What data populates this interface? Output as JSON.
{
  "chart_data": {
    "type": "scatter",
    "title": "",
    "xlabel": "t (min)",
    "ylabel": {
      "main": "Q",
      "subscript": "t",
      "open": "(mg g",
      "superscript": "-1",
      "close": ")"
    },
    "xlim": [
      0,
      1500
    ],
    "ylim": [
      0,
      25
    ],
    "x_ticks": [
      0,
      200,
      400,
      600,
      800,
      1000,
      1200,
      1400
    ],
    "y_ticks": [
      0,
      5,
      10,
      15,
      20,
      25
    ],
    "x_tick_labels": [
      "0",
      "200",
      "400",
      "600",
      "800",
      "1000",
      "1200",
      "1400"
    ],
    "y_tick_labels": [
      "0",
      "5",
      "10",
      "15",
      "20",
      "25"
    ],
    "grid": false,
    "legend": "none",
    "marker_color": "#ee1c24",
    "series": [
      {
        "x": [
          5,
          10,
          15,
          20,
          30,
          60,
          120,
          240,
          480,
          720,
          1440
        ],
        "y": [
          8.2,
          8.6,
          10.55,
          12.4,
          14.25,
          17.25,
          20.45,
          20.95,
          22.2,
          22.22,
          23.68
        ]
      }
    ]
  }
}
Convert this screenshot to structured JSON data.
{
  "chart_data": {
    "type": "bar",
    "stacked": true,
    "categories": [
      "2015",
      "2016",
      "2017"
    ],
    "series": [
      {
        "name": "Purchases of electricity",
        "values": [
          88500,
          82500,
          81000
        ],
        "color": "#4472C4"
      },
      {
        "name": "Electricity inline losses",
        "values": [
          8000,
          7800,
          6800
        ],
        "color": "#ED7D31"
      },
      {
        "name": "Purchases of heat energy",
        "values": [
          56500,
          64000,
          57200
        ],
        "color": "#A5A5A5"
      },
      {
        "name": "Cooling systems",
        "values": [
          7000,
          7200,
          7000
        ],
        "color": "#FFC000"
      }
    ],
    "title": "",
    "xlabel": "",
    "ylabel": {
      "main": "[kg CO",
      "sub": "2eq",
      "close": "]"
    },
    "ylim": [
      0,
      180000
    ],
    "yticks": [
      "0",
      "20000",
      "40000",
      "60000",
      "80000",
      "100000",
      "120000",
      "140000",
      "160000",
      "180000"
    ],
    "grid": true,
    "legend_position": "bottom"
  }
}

__SET EXERCISE__. Scan the records above for the string "name", then report every line that contains it.

__ANSWER BELOW__.
        "name": "Purchases of electricity",
        "name": "Electricity inline losses",
        "name": "Purchases of heat energy",
        "name": "Cooling systems",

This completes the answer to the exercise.